## Task brief
Extract the complete data exactly as given.

## Information supplied
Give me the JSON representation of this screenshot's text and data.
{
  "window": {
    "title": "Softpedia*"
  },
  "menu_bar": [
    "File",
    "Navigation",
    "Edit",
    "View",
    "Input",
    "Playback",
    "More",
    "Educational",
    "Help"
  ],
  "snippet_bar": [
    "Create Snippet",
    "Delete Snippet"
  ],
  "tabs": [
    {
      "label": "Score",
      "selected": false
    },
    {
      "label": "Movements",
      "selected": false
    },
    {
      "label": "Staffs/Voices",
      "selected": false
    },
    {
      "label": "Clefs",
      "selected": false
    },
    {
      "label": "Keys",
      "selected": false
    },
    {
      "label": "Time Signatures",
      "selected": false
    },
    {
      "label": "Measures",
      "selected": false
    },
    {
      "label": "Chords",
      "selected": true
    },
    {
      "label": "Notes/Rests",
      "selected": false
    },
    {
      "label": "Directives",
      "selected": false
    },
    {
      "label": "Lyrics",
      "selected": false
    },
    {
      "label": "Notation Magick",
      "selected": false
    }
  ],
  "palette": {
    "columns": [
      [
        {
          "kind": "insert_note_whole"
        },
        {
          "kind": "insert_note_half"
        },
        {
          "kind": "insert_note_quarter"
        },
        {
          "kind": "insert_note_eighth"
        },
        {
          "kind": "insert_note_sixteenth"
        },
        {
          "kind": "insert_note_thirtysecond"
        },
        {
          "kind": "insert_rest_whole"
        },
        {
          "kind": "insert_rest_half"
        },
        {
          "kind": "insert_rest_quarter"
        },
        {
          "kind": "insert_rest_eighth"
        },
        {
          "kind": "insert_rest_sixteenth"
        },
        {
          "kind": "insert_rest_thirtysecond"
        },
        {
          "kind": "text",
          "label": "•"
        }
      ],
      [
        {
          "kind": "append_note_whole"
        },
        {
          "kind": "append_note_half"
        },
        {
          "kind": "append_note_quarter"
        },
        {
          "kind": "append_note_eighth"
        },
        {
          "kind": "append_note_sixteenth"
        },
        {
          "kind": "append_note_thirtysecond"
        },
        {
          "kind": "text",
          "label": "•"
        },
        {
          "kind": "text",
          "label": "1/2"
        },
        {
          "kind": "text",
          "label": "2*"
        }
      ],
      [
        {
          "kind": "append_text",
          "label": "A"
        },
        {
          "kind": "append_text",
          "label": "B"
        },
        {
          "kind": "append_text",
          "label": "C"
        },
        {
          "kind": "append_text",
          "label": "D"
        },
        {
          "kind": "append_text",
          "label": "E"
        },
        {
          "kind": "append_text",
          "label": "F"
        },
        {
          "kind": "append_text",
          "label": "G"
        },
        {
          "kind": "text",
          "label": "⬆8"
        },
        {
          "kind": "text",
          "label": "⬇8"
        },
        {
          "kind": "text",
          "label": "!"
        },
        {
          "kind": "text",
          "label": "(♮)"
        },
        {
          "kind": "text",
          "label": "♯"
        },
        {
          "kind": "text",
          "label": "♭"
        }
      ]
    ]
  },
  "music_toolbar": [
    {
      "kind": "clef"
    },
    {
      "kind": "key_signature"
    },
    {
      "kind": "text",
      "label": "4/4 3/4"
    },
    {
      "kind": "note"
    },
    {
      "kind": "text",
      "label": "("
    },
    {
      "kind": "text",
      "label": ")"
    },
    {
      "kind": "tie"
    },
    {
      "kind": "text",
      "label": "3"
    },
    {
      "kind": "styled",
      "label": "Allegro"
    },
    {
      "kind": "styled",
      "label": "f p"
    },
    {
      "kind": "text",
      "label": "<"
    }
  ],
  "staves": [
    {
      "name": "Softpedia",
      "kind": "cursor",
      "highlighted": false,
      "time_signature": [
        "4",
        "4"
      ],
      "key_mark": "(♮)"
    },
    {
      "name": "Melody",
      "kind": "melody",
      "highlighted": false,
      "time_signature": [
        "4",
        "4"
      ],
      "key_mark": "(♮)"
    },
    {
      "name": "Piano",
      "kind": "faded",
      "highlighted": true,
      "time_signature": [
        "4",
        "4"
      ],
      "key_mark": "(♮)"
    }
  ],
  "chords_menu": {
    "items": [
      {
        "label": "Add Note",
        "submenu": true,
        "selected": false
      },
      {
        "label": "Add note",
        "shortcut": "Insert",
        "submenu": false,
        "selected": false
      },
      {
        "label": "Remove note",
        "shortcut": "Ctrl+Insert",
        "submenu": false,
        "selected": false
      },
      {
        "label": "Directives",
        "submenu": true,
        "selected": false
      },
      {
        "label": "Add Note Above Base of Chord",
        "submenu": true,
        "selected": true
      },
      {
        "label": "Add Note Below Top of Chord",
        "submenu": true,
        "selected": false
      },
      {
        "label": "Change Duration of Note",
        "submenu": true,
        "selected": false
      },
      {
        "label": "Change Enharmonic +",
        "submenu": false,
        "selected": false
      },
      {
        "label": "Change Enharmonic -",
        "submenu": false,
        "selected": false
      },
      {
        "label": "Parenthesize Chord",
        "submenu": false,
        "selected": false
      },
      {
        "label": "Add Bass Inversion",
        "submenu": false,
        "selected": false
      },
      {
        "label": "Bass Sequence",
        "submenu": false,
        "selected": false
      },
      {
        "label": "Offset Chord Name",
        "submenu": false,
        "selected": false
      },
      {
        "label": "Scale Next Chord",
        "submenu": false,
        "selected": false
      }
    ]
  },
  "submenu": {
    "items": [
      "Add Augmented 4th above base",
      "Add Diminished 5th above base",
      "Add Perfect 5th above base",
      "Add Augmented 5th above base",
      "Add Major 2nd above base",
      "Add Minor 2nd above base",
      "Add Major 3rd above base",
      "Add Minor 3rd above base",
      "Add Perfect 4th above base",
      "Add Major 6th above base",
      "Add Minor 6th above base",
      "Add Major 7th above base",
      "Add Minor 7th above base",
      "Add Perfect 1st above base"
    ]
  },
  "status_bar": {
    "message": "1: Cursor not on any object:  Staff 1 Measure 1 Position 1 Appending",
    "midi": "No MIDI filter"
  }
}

## Result of this exercise
Give me the JSON representation of this screenshot's text and data.
{
  "window": {
    "title": "Softpedia*"
  },
  "menu_bar": [
    "File",
    "Navigation",
    "Edit",
    "View",
    "Input",
    "Playback",
    "More",
    "Educational",
    "Help"
  ],
  "snippet_bar": [
    "Create Snippet",
    "Delete Snippet"
  ],
  "tabs": [
    {
      "label": "Score",
      "selected": false
    },
    {
      "label": "Movements",
      "selected": false
    },
    {
      "label": "Staffs/Voices",
      "selected": false
    },
    {
      "label": "Clefs",
      "selected": false
    },
    {
      "label": "Keys",
      "selected": false
    },
    {
      "label": "Time Signatures",
      "selected": false
    },
    {
      "label": "Measures",
      "selected": false
    },
    {
      "label": "Chords",
      "selected": true
    },
    {
      "label": "Notes/Rests",
      "selected": false
    },
    {
      "label": "Directives",
      "selected": false
    },
    {
      "label": "Lyrics",
      "selected": false
    },
    {
      "label": "Notation Magick",
      "selected": false
    }
  ],
  "palette": {
    "columns": [
      [
        {
          "kind": "insert_note_whole"
        },
        {
          "kind": "insert_note_half"
        },
        {
          "kind": "insert_note_quarter"
        },
        {
          "kind": "insert_note_eighth"
        },
        {
          "kind": "insert_note_sixteenth"
        },
        {
          "kind": "insert_note_thirtysecond"
        },
        {
          "kind": "insert_rest_whole"
        },
        {
          "kind": "insert_rest_half"
        },
        {
          "kind": "insert_rest_quarter"
        },
        {
          "kind": "insert_rest_eighth"
        },
        {
          "kind": "insert_rest_sixteenth"
        },
        {
          "kind": "insert_rest_thirtysecond"
        },
        {
          "kind": "text",
          "label": "•"
        }
      ],
      [
        {
          "kind": "append_note_whole"
        },
        {
          "kind": "append_note_half"
        },
        {
          "kind": "append_note_quarter"
        },
        {
          "kind": "append_note_eighth"
        },
        {
          "kind": "append_note_sixteenth"
        },
        {
          "kind": "append_note_thirtysecond"
        },
        {
          "kind": "text",
          "label": "•"
        },
        {
          "kind": "text",
          "label": "1/2"
        },
        {
          "kind": "text",
          "label": "2*"
        }
      ],
      [
        {
          "kind": "append_text",
          "label": "A"
        },
        {
          "kind": "append_text",
          "label": "B"
        },
        {
          "kind": "append_text",
          "label": "C"
        },
        {
          "kind": "append_text",
          "label": "D"
        },
        {
          "kind": "append_text",
          "label": "E"
        },
        {
          "kind": "append_text",
          "label": "F"
        },
        {
          "kind": "append_text",
          "label": "G"
        },
        {
          "kind": "text",
          "label": "⬆8"
        },
        {
          "kind": "text",
          "label": "⬇8"
        },
        {
          "kind": "text",
          "label": "!"
        },
        {
          "kind": "text",
          "label": "(♮)"
        },
        {
          "kind": "text",
          "label": "♯"
        },
        {
          "kind": "text",
          "label": "♭"
        }
      ]
    ]
  },
  "music_toolbar": [
    {
      "kind": "clef"
    },
    {
      "kind": "key_signature"
    },
    {
      "kind": "text",
      "label": "4/4 3/4"
    },
    {
      "kind": "note"
    },
    {
      "kind": "text",
      "label": "("
    },
    {
      "kind": "text",
      "label": ")"
    },
    {
      "kind": "tie"
    },
    {
      "kind": "text",
      "label": "3"
    },
    {
      "kind": "styled",
      "label": "Allegro"
    },
    {
      "kind": "styled",
      "label": "f p"
    },
    {
      "kind": "text",
      "label": "<"
    }
  ],
  "staves": [
    {
      "name": "Softpedia",
      "kind": "cursor",
      "highlighted": false,
      "time_signature": [
        "4",
        "4"
      ],
      "key_mark": "(♮)"
    },
    {
      "name": "Melody",
      "kind": "melody",
      "highlighted": false,
      "time_signature": [
        "4",
        "4"
      ],
      "key_mark": "(♮)"
    },
    {
      "name": "Piano",
      "kind": "faded",
      "highlighted": true,
      "time_signature": [
        "4",
        "4"
      ],
      "key_mark": "(♮)"
    }
  ],
  "chords_menu": {
    "items": [
      {
        "label": "Add Note",
        "submenu": true,
        "selected": false
      },
      {
        "label": "Add note",
        "shortcut": "Insert",
        "submenu": false,
        "selected": false
      },
      {
        "label": "Remove note",
        "shortcut": "Ctrl+Insert",
        "submenu": false,
        "selected": false
      },
      {
        "label": "Directives",
        "submenu": true,
        "selected": false
      },
      {
        "label": "Add Note Above Base of Chord",
        "submenu": true,
        "selected": true
      },
      {
        "label": "Add Note Below Top of Chord",
        "submenu": true,
        "selected": false
      },
      {
        "label": "Change Duration of Note",
        "submenu": true,
        "selected": false
      },
      {
        "label": "Change Enharmonic +",
        "submenu": false,
        "selected": false
      },
      {
        "label": "Change Enharmonic -",
        "submenu": false,
        "selected": false
      },
      {
        "label": "Parenthesize Chord",
        "submenu": false,
        "selected": false
      },
      {
        "label": "Add Bass Inversion",
        "submenu": false,
        "selected": false
      },
      {
        "label": "Bass Sequence",
        "submenu": false,
        "selected": false
      },
      {
        "label": "Offset Chord Name",
        "submenu": false,
        "selected": false
      },
      {
        "label": "Scale Next Chord",
        "submenu": false,
        "selected": false
      }
    ]
  },
  "submenu": {
    "items": [
      "Add Augmented 4th above base",
      "Add Diminished 5th above base",
      "Add Perfect 5th above base",
      "Add Augmented 5th above base",
      "Add Major 2nd above base",
      "Add Minor 2nd above base",
      "Add Major 3rd above base",
      "Add Minor 3rd above base",
      "Add Perfect 4th above base",
      "Add Major 6th above base",
      "Add Minor 6th above base",
      "Add Major 7th above base",
      "Add Minor 7th above base",
      "Add Perfect 1st above base"
    ]
  },
  "status_bar": {
    "message": "1: Cursor not on any object:  Staff 1 Measure 1 Position 1 Appending",
    "midi": "No MIDI filter"
  }
}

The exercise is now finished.